* PROBLEM *
Pick out the lines below that contain the string "this" and copy them all.

* INPUT RECORDS *
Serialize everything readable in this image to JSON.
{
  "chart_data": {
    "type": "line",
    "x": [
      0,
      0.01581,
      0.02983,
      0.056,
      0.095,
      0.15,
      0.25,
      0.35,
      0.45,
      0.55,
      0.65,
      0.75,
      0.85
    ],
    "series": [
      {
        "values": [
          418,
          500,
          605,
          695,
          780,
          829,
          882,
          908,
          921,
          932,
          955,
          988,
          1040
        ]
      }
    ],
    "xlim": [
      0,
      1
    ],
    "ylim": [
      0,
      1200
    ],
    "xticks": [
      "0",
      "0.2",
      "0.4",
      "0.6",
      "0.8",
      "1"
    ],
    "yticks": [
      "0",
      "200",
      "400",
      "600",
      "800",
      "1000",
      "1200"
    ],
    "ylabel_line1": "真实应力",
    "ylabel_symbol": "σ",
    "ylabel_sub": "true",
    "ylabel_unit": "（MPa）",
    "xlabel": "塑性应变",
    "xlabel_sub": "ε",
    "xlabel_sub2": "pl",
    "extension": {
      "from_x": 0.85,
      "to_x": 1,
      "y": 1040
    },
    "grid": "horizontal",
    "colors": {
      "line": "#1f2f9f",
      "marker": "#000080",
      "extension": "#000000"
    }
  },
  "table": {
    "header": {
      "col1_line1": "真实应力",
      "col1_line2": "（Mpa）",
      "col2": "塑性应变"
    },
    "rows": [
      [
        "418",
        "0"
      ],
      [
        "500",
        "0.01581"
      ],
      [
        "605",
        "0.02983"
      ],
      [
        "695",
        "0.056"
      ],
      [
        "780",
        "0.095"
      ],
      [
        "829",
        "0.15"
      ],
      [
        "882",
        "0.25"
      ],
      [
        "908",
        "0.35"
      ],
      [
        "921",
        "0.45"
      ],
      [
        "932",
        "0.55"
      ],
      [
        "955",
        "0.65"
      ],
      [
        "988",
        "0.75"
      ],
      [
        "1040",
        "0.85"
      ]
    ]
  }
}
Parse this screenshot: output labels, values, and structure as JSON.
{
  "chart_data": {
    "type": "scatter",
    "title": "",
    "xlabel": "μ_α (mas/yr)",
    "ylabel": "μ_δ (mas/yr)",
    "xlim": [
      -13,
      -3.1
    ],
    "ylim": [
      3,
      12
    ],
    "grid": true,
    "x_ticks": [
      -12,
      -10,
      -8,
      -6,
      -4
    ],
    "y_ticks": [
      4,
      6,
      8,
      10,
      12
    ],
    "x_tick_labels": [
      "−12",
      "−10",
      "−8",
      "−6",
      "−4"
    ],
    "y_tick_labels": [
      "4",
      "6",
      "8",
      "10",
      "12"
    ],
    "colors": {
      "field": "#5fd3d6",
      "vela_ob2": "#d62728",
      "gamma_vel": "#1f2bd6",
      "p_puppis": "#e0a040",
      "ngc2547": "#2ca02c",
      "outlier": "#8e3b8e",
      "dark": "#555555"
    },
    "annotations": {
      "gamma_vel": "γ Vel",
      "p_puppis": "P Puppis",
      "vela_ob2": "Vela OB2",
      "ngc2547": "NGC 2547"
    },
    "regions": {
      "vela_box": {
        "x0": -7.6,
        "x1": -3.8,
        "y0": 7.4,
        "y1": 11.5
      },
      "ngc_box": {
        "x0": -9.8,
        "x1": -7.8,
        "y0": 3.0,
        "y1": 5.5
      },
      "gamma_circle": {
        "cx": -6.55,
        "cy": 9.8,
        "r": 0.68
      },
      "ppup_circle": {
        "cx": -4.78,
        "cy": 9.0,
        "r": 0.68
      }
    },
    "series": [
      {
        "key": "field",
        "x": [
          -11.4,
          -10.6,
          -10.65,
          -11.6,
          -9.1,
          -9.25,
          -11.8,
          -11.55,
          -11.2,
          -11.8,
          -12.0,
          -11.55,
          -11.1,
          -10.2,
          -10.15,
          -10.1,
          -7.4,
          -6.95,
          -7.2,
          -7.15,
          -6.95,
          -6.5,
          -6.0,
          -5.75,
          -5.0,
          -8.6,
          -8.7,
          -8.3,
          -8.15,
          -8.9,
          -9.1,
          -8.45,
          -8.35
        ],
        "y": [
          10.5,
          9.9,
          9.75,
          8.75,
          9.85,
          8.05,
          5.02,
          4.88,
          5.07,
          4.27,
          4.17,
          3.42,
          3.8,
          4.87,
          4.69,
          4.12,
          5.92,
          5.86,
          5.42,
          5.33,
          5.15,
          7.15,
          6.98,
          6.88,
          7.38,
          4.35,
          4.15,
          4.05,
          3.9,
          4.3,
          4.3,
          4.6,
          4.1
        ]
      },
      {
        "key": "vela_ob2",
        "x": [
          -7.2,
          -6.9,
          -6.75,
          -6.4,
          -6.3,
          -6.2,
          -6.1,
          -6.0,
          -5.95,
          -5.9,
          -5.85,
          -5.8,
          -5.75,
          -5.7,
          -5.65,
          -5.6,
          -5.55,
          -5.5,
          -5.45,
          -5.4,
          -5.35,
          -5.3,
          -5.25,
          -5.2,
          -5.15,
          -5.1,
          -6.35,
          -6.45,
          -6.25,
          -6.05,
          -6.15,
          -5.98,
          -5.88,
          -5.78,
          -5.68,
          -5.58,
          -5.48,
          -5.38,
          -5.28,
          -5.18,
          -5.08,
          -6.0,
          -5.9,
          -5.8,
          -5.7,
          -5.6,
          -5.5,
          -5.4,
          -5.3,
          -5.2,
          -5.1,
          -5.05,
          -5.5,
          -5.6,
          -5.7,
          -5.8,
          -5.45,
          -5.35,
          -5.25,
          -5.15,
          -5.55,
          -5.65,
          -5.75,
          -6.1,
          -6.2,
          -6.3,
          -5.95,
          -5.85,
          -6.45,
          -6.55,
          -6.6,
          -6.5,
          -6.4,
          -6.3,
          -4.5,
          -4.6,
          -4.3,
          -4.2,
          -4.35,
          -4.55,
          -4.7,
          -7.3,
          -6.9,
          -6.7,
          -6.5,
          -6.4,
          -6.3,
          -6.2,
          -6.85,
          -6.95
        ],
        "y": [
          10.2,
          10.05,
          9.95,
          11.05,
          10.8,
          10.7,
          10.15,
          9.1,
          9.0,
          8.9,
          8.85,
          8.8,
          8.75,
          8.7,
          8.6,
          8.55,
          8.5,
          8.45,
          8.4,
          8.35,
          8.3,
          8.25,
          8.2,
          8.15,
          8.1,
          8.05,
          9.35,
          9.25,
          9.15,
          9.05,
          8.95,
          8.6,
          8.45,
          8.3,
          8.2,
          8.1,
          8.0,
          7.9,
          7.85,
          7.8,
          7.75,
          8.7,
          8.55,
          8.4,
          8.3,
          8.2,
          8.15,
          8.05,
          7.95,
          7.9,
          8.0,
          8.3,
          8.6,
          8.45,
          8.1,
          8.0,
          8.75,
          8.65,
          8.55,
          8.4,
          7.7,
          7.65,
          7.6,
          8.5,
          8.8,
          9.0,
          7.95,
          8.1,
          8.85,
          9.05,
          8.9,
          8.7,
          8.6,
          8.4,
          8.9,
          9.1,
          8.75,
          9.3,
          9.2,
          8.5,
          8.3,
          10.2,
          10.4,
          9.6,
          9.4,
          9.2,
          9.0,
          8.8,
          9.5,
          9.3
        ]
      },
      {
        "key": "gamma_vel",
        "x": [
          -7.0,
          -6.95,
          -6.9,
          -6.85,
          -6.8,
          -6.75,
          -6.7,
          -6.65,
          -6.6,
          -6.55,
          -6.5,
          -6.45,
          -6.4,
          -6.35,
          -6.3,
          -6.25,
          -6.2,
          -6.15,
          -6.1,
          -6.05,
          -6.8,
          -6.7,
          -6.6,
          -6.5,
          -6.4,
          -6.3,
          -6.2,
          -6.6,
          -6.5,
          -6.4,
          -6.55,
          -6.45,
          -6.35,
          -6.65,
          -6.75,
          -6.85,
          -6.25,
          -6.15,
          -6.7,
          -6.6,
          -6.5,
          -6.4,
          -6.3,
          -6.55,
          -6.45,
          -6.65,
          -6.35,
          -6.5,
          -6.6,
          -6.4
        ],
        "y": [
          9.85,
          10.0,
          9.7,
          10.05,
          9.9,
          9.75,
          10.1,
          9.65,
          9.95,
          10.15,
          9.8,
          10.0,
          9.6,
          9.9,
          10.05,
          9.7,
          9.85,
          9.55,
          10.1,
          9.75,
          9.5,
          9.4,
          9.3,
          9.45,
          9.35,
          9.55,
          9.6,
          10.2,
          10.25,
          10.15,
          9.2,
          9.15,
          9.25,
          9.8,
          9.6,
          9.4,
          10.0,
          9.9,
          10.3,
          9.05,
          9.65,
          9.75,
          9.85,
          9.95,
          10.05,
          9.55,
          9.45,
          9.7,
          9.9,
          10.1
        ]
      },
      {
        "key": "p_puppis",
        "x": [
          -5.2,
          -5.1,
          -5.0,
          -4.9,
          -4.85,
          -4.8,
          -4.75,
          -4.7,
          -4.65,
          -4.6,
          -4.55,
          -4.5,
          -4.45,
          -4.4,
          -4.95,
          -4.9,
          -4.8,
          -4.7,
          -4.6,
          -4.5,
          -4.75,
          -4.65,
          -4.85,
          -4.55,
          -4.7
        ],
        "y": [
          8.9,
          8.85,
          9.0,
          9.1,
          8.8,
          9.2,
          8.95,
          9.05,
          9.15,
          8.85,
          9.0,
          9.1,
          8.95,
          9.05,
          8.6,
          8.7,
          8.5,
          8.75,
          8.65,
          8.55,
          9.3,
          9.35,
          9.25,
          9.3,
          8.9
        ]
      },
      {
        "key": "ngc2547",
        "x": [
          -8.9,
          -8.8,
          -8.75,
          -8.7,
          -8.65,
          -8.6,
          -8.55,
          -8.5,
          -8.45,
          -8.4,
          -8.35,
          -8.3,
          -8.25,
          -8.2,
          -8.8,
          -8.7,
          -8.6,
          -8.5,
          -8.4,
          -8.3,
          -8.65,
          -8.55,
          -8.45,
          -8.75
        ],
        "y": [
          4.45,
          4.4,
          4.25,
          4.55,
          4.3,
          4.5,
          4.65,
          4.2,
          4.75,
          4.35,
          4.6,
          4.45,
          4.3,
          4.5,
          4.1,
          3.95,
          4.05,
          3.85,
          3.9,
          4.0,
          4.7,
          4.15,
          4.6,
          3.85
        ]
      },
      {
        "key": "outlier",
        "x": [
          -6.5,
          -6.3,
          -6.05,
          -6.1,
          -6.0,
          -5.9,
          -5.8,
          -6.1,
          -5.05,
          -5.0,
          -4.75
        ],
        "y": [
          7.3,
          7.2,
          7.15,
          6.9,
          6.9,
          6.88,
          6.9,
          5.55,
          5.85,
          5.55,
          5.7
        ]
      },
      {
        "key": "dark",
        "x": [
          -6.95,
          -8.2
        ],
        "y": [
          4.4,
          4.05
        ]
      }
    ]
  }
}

* OUTPUT OF THE TASK *
Serialize everything readable in this image to JSON.
Parse this screenshot: output labels, values, and structure as JSON.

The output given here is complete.